Data records:
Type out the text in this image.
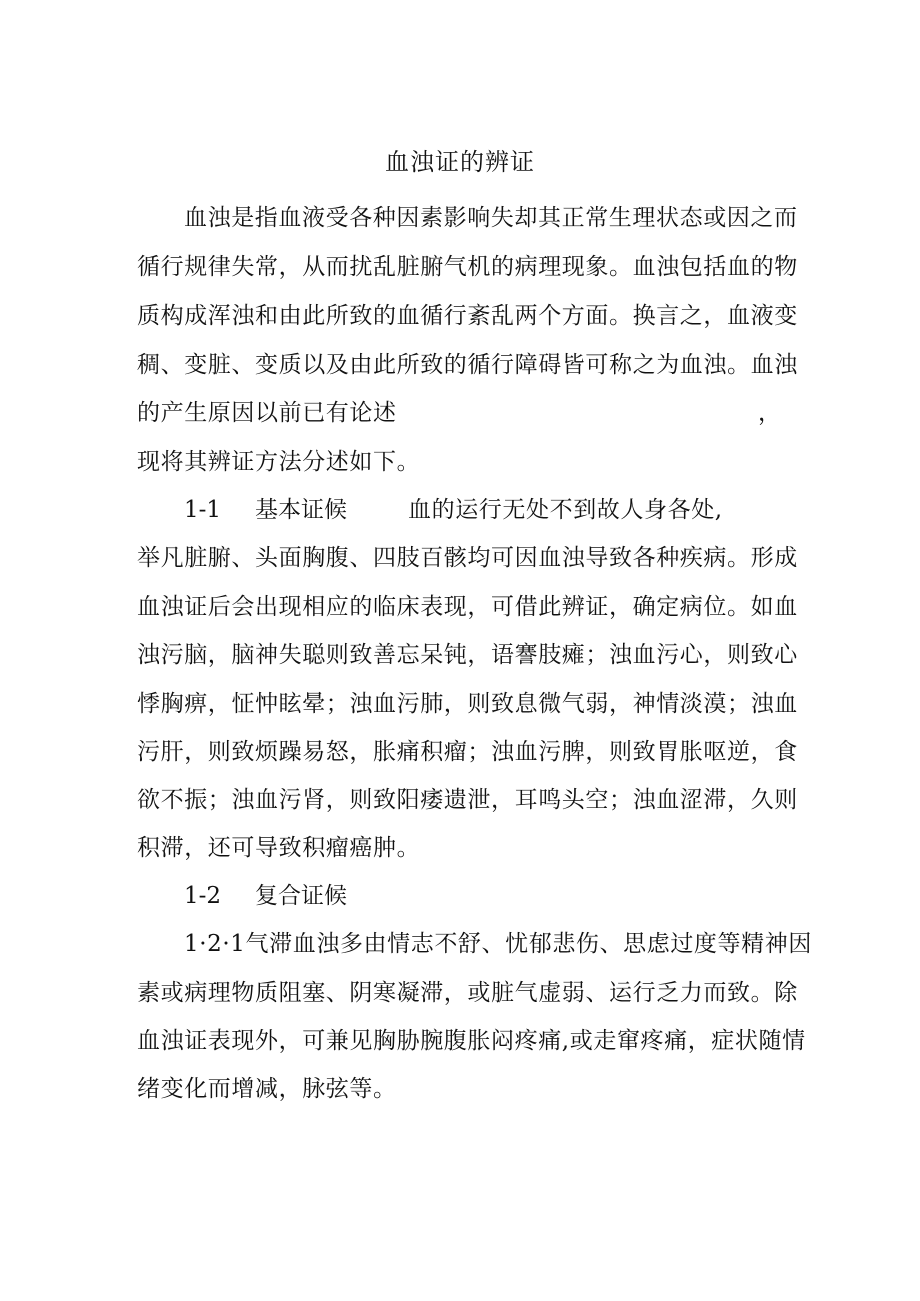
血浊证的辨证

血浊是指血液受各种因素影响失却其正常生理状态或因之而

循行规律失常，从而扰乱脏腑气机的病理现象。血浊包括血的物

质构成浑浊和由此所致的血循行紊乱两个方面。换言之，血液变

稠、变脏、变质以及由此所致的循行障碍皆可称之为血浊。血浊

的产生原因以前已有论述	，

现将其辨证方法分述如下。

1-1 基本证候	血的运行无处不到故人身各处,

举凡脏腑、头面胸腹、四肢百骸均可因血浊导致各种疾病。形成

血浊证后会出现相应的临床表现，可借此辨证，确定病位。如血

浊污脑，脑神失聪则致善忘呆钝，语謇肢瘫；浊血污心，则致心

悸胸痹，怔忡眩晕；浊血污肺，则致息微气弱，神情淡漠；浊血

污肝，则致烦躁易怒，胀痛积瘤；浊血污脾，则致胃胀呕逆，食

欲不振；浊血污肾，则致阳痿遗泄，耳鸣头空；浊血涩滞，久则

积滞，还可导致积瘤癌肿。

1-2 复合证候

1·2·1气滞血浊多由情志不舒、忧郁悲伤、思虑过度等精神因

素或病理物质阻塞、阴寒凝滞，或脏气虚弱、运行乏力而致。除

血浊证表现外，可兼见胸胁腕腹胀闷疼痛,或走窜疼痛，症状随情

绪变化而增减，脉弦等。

> Requirements
Each line in the records above should be reproduced exactly; images are not copied.

> Exercise result
Type out the text in this image.
血浊证的辨证

血浊是指血液受各种因素影响失却其正常生理状态或因之而

循行规律失常，从而扰乱脏腑气机的病理现象。血浊包括血的物

质构成浑浊和由此所致的血循行紊乱两个方面。换言之，血液变

稠、变脏、变质以及由此所致的循行障碍皆可称之为血浊。血浊

的产生原因以前已有论述	，

现将其辨证方法分述如下。

1-1 基本证候	血的运行无处不到故人身各处,

举凡脏腑、头面胸腹、四肢百骸均可因血浊导致各种疾病。形成

血浊证后会出现相应的临床表现，可借此辨证，确定病位。如血

浊污脑，脑神失聪则致善忘呆钝，语謇肢瘫；浊血污心，则致心

悸胸痹，怔忡眩晕；浊血污肺，则致息微气弱，神情淡漠；浊血

污肝，则致烦躁易怒，胀痛积瘤；浊血污脾，则致胃胀呕逆，食

欲不振；浊血污肾，则致阳痿遗泄，耳鸣头空；浊血涩滞，久则

积滞，还可导致积瘤癌肿。

1-2 复合证候

1·2·1气滞血浊多由情志不舒、忧郁悲伤、思虑过度等精神因

素或病理物质阻塞、阴寒凝滞，或脏气虚弱、运行乏力而致。除

血浊证表现外，可兼见胸胁腕腹胀闷疼痛,或走窜疼痛，症状随情

绪变化而增减，脉弦等。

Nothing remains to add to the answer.